→ **Exercise prompt**: In the data below, find each line containing the string "একজন" and return it.

▼▼▼

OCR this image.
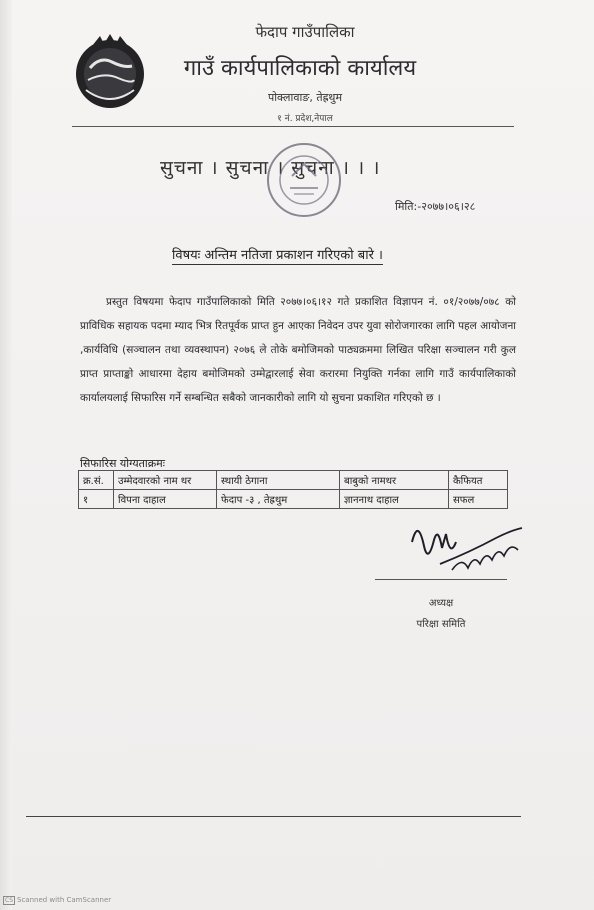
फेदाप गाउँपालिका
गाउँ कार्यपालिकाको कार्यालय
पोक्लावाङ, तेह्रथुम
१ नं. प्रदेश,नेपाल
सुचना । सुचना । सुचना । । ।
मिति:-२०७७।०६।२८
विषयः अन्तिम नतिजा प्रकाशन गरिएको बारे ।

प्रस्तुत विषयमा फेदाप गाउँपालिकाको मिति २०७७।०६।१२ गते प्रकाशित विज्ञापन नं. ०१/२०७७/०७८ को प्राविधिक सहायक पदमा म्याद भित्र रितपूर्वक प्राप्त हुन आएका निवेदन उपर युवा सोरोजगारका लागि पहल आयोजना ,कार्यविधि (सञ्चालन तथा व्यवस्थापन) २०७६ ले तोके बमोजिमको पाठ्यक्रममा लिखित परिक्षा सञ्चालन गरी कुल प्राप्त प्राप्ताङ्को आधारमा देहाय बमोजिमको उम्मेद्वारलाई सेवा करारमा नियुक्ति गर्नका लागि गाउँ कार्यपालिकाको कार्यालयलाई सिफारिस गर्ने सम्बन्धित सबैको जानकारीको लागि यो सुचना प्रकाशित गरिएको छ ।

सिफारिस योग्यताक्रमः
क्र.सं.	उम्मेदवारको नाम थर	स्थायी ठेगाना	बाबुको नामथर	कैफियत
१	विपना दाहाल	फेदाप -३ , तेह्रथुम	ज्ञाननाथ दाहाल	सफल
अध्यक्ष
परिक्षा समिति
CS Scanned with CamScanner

▲▲▲
▼▼▼

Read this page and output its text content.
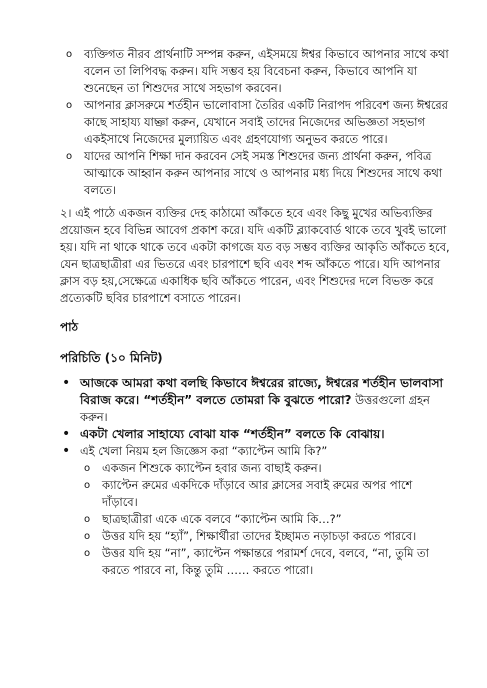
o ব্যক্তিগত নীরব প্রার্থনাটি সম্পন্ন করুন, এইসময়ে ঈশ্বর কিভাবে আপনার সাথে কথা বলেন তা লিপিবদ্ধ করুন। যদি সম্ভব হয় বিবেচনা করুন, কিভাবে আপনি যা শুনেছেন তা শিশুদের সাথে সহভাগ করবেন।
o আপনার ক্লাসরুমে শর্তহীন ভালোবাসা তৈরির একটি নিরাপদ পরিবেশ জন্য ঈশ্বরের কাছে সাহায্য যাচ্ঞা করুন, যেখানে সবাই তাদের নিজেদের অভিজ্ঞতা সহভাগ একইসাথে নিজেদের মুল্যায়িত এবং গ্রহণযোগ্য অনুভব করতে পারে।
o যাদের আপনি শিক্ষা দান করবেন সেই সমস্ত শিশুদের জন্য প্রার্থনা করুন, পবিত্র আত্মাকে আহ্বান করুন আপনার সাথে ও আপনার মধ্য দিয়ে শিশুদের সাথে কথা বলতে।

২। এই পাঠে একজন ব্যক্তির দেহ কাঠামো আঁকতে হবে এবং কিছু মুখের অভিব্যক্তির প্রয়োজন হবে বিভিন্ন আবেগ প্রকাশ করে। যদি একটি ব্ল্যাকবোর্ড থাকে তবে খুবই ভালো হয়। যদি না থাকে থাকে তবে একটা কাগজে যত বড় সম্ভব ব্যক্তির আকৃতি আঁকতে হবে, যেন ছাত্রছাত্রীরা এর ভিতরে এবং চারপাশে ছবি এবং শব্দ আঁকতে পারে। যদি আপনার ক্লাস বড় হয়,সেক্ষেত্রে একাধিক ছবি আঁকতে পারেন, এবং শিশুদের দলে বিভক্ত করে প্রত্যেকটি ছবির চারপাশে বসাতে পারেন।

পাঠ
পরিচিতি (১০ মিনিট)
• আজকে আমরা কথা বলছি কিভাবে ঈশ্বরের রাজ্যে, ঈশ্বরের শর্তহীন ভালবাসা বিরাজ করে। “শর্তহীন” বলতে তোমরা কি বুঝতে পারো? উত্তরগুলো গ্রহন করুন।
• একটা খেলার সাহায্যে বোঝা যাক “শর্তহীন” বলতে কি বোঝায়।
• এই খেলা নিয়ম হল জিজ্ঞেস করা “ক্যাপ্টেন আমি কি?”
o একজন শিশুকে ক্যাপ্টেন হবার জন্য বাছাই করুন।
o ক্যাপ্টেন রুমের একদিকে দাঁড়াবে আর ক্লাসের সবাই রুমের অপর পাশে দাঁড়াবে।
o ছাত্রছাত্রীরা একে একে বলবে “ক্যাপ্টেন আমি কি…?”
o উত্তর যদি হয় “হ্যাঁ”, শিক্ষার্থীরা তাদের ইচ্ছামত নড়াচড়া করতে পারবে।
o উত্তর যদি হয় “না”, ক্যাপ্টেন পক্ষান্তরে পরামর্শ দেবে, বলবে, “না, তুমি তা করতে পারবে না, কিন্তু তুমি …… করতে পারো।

▲▲▲

→ **Result for this task**:
২। এই পাঠে একজন ব্যক্তির দেহ কাঠামো আঁকতে হবে এবং কিছু মুখের অভিব্যক্তির প্রয়োজন হবে বিভিন্ন আবেগ প্রকাশ করে। যদি একটি ব্ল্যাকবোর্ড থাকে তবে খুবই ভালো হয়। যদি না থাকে থাকে তবে একটা কাগজে যত বড় সম্ভব ব্যক্তির আকৃতি আঁকতে হবে, যেন ছাত্রছাত্রীরা এর ভিতরে এবং চারপাশে ছবি এবং শব্দ আঁকতে পারে। যদি আপনার ক্লাস বড় হয়,সেক্ষেত্রে একাধিক ছবি আঁকতে পারেন, এবং শিশুদের দলে বিভক্ত করে প্রত্যেকটি ছবির চারপাশে বসাতে পারেন।
o একজন শিশুকে ক্যাপ্টেন হবার জন্য বাছাই করুন।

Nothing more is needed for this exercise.